[Figure contents as structured data]
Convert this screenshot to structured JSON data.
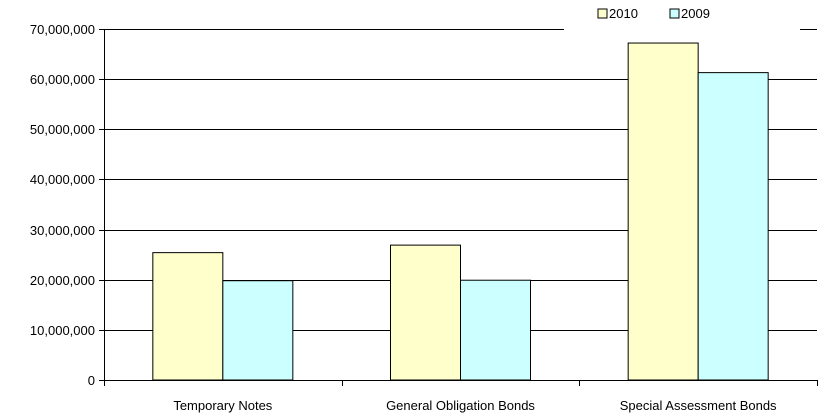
{
  "chart_data": {
    "type": "bar",
    "title": "",
    "xlabel": "",
    "ylabel": "",
    "categories": [
      "Temporary Notes",
      "General Obligation Bonds",
      "Special Assessment Bonds"
    ],
    "series": [
      {
        "name": "2010",
        "values": [
          25400000,
          26900000,
          67200000
        ],
        "color": "#ffffcc"
      },
      {
        "name": "2009",
        "values": [
          19800000,
          19900000,
          61300000
        ],
        "color": "#ccffff"
      }
    ],
    "ylim": [
      0,
      70000000
    ],
    "y_ticks": [
      0,
      10000000,
      20000000,
      30000000,
      40000000,
      50000000,
      60000000,
      70000000
    ],
    "y_tick_labels": [
      "0",
      "10,000,000",
      "20,000,000",
      "30,000,000",
      "40,000,000",
      "50,000,000",
      "60,000,000",
      "70,000,000"
    ],
    "grid": "horizontal",
    "legend_position": "top-right",
    "bar_outline_color": "#000000"
  }
}
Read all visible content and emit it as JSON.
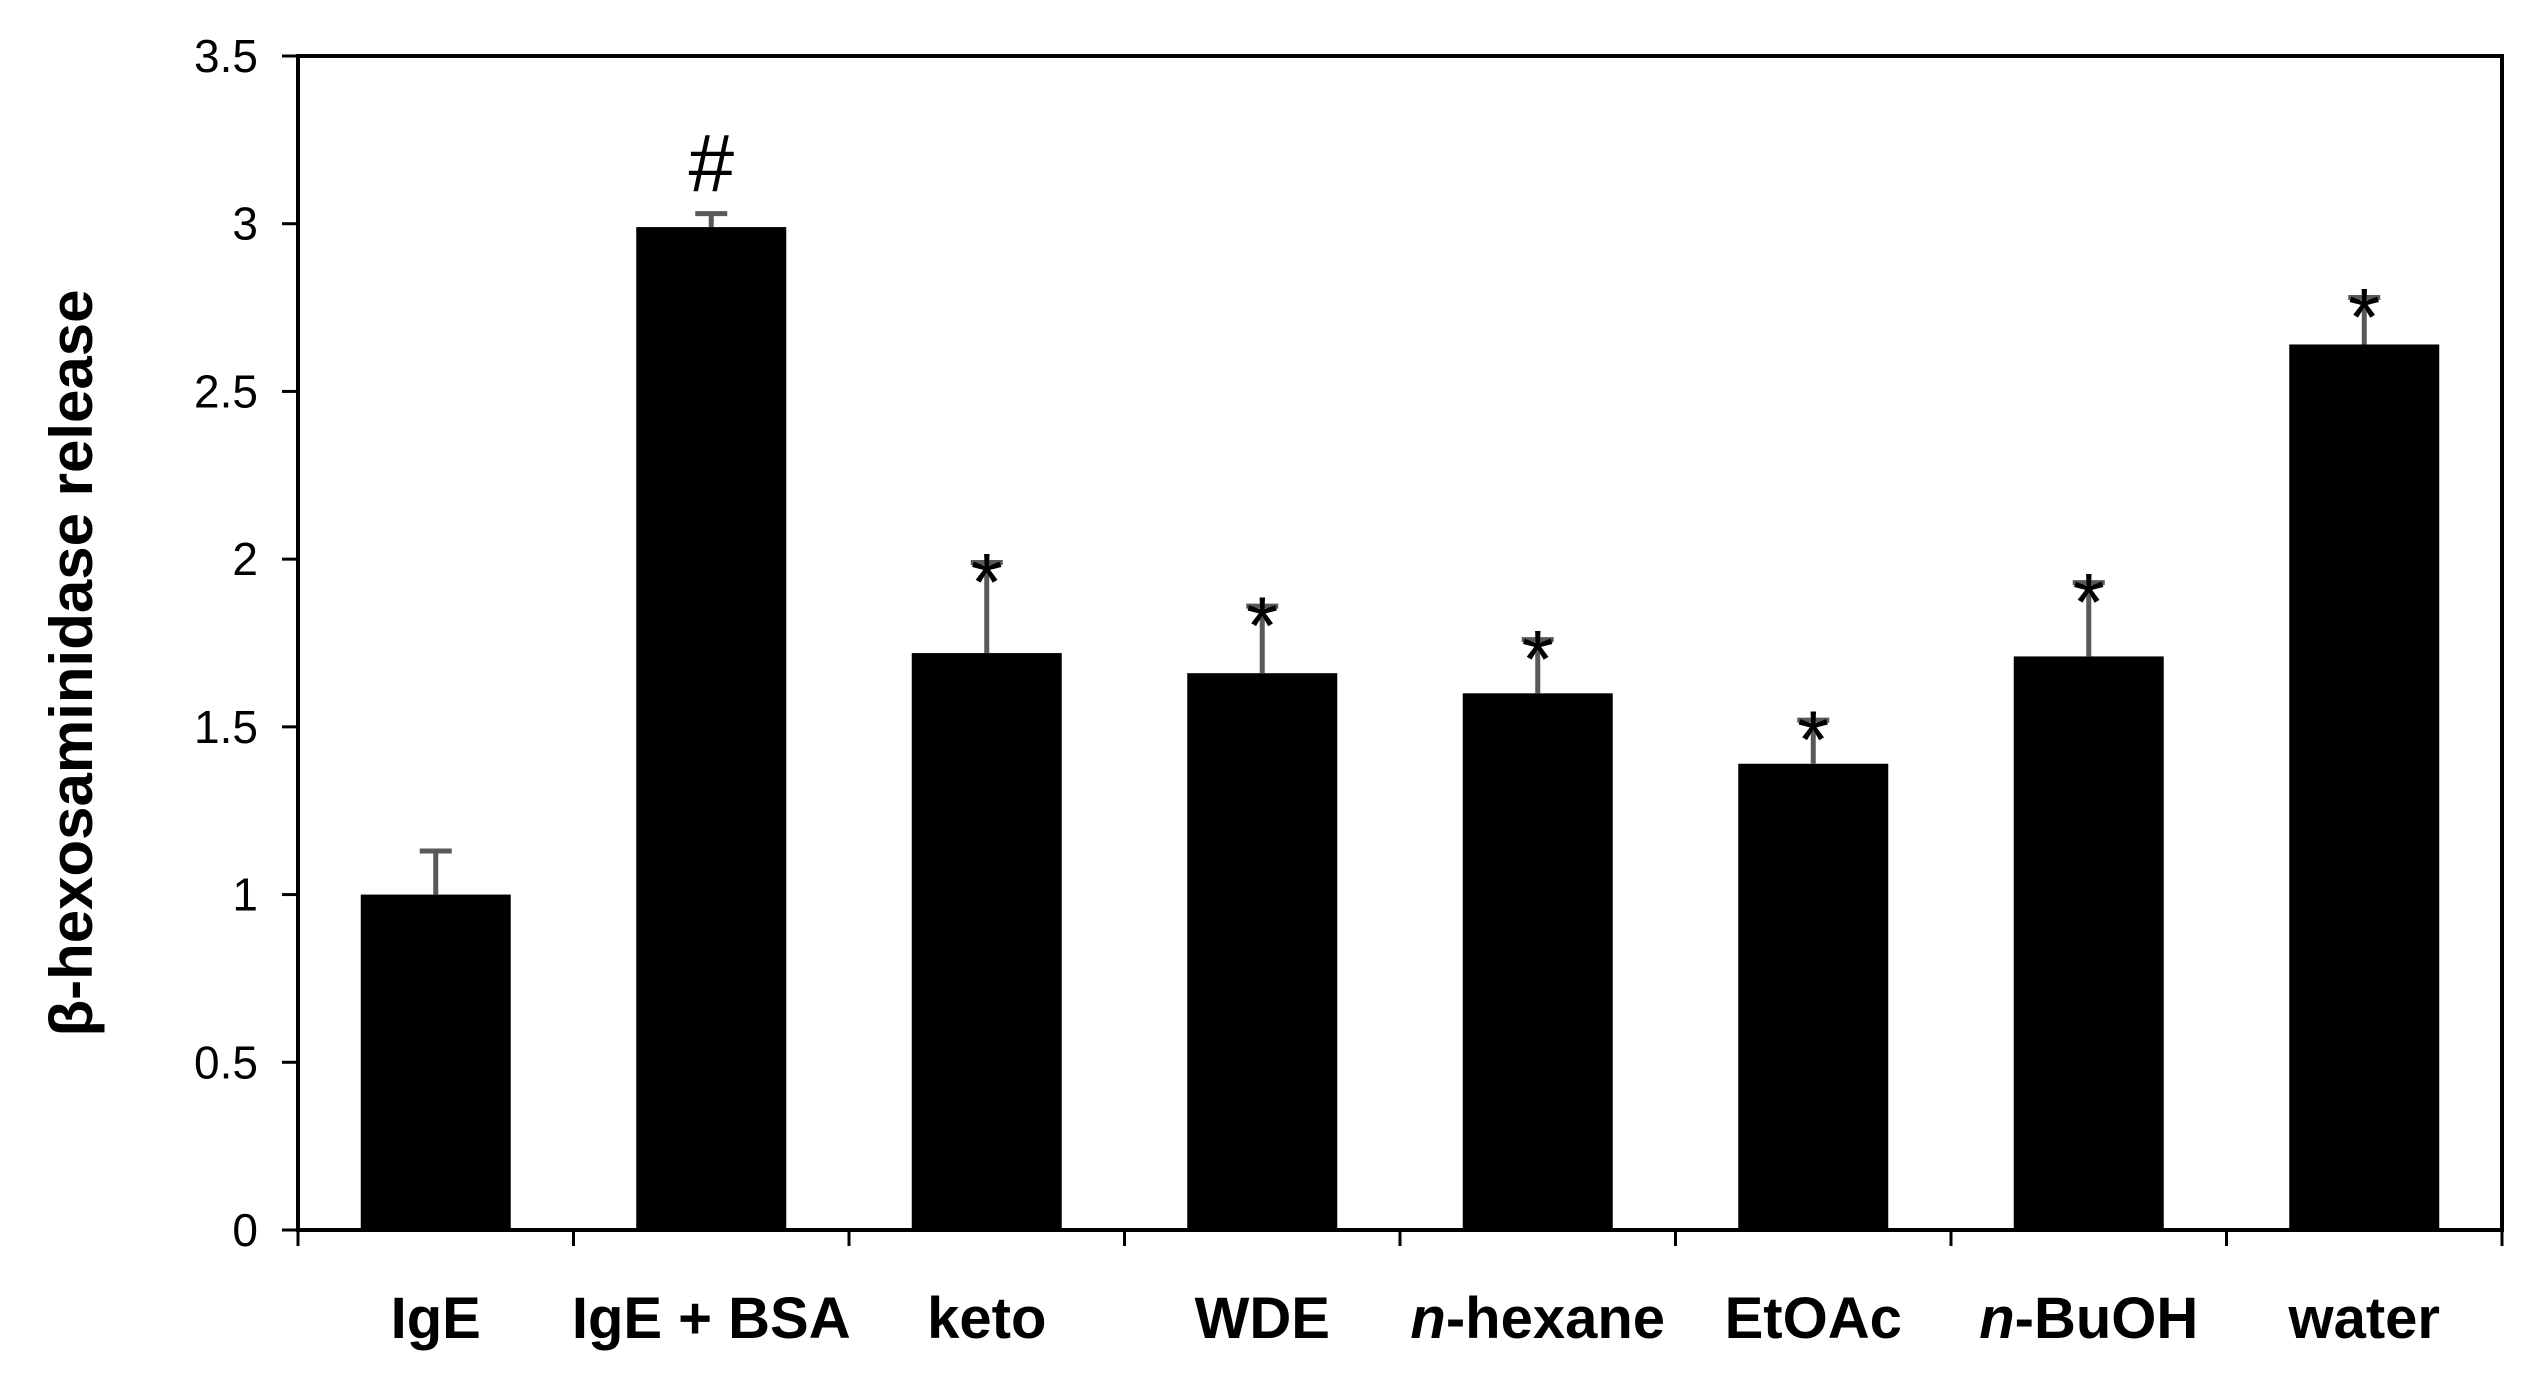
{
  "chart_data": {
    "type": "bar",
    "title": "",
    "xlabel": "",
    "ylabel": "β-hexosaminidase release",
    "ylim": [
      0,
      3.5
    ],
    "yticks": [
      0,
      0.5,
      1,
      1.5,
      2,
      2.5,
      3,
      3.5
    ],
    "ytick_labels": [
      "0",
      "0.5",
      "1",
      "1.5",
      "2",
      "2.5",
      "3",
      "3.5"
    ],
    "grid": false,
    "categories": [
      {
        "prefix": "",
        "text": "IgE"
      },
      {
        "prefix": "",
        "text": "IgE + BSA"
      },
      {
        "prefix": "",
        "text": "keto"
      },
      {
        "prefix": "",
        "text": "WDE"
      },
      {
        "prefix": "n",
        "text": "-hexane"
      },
      {
        "prefix": "",
        "text": "EtOAc"
      },
      {
        "prefix": "n",
        "text": "-BuOH"
      },
      {
        "prefix": "",
        "text": "water"
      }
    ],
    "values": [
      1.0,
      2.99,
      1.72,
      1.66,
      1.6,
      1.39,
      1.71,
      2.64
    ],
    "errors": [
      0.13,
      0.04,
      0.27,
      0.2,
      0.16,
      0.13,
      0.22,
      0.14
    ],
    "annotations": [
      "",
      "#",
      "*",
      "*",
      "*",
      "*",
      "*",
      "*"
    ],
    "bar_color": "#000000",
    "error_color": "#595959"
  }
}
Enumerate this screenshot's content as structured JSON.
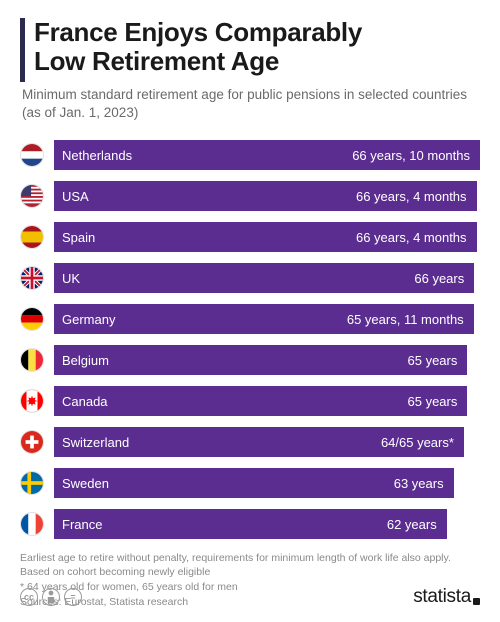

# [GOAL]
Repeat the records above exactly, leaving out any pictures they contain.

# [COMPLETE ANSWER]
Convert this screenshot to structured JSON data.
{
  "chart_data": {
    "type": "bar",
    "title": "",
    "xlabel": "",
    "ylabel": "",
    "categories": [
      "Temporary Notes",
      "General Obligation Bonds",
      "Special Assessment Bonds"
    ],
    "series": [
      {
        "name": "2010",
        "values": [
          25400000,
          26900000,
          67200000
        ],
        "color": "#ffffcc"
      },
      {
        "name": "2009",
        "values": [
          19800000,
          19900000,
          61300000
        ],
        "color": "#ccffff"
      }
    ],
    "ylim": [
      0,
      70000000
    ],
    "y_ticks": [
      0,
      10000000,
      20000000,
      30000000,
      40000000,
      50000000,
      60000000,
      70000000
    ],
    "y_tick_labels": [
      "0",
      "10,000,000",
      "20,000,000",
      "30,000,000",
      "40,000,000",
      "50,000,000",
      "60,000,000",
      "70,000,000"
    ],
    "grid": "horizontal",
    "legend_position": "top-right",
    "bar_outline_color": "#000000"
  }
}
Read all visible content and emit it as JSON.
{
  "chart_data": {
    "type": "bar",
    "title": "",
    "xlabel": "",
    "ylabel": "β-hexosaminidase release",
    "ylim": [
      0,
      3.5
    ],
    "yticks": [
      0,
      0.5,
      1,
      1.5,
      2,
      2.5,
      3,
      3.5
    ],
    "ytick_labels": [
      "0",
      "0.5",
      "1",
      "1.5",
      "2",
      "2.5",
      "3",
      "3.5"
    ],
    "grid": false,
    "categories": [
      {
        "prefix": "",
        "text": "IgE"
      },
      {
        "prefix": "",
        "text": "IgE + BSA"
      },
      {
        "prefix": "",
        "text": "keto"
      },
      {
        "prefix": "",
        "text": "WDE"
      },
      {
        "prefix": "n",
        "text": "-hexane"
      },
      {
        "prefix": "",
        "text": "EtOAc"
      },
      {
        "prefix": "n",
        "text": "-BuOH"
      },
      {
        "prefix": "",
        "text": "water"
      }
    ],
    "values": [
      1.0,
      2.99,
      1.72,
      1.66,
      1.6,
      1.39,
      1.71,
      2.64
    ],
    "errors": [
      0.13,
      0.04,
      0.27,
      0.2,
      0.16,
      0.13,
      0.22,
      0.14
    ],
    "annotations": [
      "",
      "#",
      "*",
      "*",
      "*",
      "*",
      "*",
      "*"
    ],
    "bar_color": "#000000",
    "error_color": "#595959"
  }
}
Enumerate this screenshot's content as structured JSON.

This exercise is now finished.